(Source records)
=======

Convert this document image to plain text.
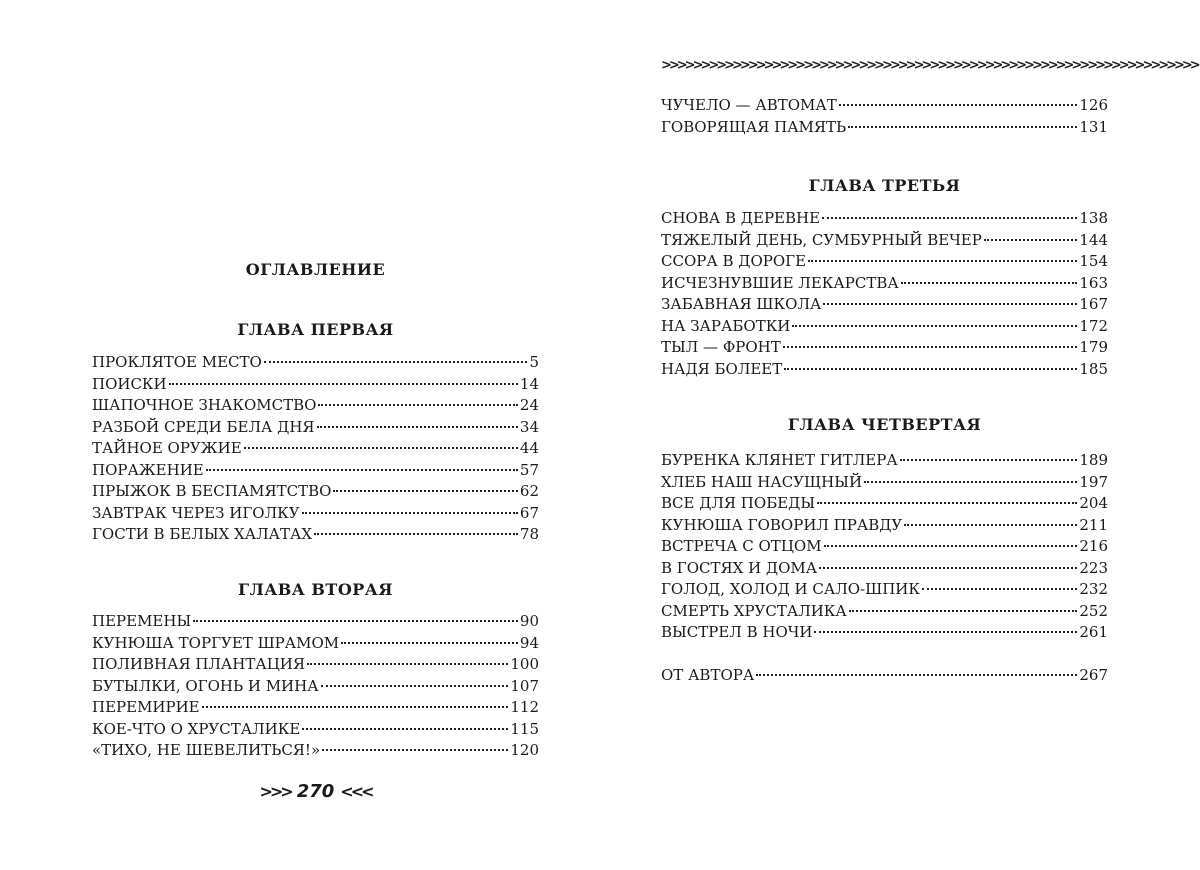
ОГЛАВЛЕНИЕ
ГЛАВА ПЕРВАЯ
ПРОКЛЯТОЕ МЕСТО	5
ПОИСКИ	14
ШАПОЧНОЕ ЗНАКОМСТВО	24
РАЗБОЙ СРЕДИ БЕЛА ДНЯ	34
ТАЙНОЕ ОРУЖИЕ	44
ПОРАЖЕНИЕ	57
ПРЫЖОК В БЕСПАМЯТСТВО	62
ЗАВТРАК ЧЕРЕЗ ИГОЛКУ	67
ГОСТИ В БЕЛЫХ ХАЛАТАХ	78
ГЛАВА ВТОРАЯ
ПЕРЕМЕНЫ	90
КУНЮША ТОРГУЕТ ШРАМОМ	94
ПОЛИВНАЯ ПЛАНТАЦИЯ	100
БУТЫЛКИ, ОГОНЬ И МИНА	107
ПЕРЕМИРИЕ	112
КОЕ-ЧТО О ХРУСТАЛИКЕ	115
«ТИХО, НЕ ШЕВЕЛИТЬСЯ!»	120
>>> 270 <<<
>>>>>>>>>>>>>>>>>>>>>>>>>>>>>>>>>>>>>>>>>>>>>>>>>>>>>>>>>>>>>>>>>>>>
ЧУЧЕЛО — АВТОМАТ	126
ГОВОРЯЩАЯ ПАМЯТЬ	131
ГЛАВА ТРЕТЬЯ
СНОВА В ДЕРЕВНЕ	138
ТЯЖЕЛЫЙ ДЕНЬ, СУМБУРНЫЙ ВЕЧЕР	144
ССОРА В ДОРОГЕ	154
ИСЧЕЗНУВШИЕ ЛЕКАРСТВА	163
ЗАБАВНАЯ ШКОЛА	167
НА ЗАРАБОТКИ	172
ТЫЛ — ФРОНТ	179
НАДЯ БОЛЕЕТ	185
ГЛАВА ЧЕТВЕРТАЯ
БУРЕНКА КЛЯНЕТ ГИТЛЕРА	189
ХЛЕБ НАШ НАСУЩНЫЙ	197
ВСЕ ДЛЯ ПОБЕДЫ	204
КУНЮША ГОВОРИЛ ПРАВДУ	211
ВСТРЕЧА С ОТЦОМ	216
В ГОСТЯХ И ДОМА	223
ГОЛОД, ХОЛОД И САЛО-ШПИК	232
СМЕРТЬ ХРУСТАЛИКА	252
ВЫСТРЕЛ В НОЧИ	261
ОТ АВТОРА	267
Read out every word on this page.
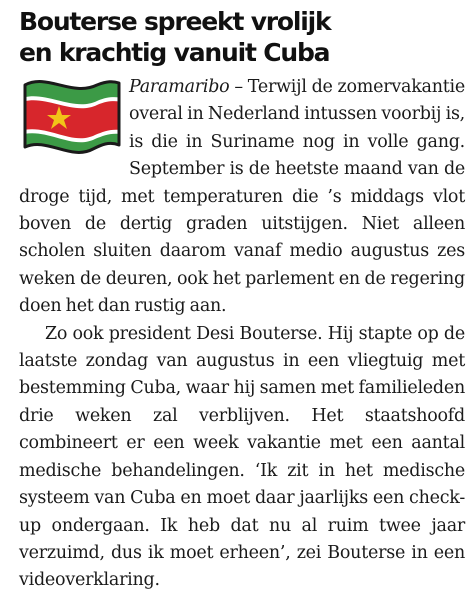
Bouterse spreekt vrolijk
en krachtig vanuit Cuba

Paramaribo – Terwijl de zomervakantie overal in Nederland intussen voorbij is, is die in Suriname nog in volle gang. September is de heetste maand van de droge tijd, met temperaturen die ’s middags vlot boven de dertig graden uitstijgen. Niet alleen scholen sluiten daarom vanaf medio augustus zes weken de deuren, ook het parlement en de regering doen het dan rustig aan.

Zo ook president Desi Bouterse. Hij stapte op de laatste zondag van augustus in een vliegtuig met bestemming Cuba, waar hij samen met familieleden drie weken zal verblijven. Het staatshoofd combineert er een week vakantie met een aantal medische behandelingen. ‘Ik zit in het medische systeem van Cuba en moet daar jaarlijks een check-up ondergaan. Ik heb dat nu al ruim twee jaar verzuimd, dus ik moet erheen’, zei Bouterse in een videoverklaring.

=======

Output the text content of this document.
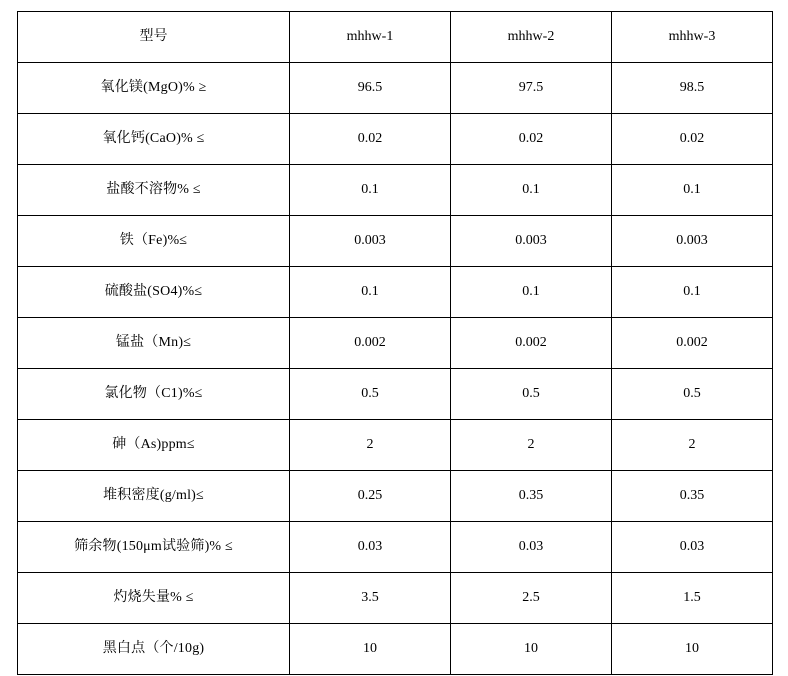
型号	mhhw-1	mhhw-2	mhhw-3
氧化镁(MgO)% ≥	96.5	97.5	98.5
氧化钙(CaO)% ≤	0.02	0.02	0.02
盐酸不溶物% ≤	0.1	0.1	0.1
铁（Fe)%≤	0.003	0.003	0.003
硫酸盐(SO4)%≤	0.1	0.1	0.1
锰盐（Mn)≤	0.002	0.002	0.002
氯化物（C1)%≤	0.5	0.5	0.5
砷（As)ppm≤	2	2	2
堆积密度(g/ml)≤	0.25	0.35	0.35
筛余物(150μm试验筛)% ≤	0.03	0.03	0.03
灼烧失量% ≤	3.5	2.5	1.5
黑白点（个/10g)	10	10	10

=======

WORK TO BE COMPLETED: Search the preceding listing for the word "КУНЮША" and pull out every line that holds it.

FINISHED EXERCISE:
КУНЮША ТОРГУЕТ ШРАМОМ	94
КУНЮША ГОВОРИЛ ПРАВДУ	211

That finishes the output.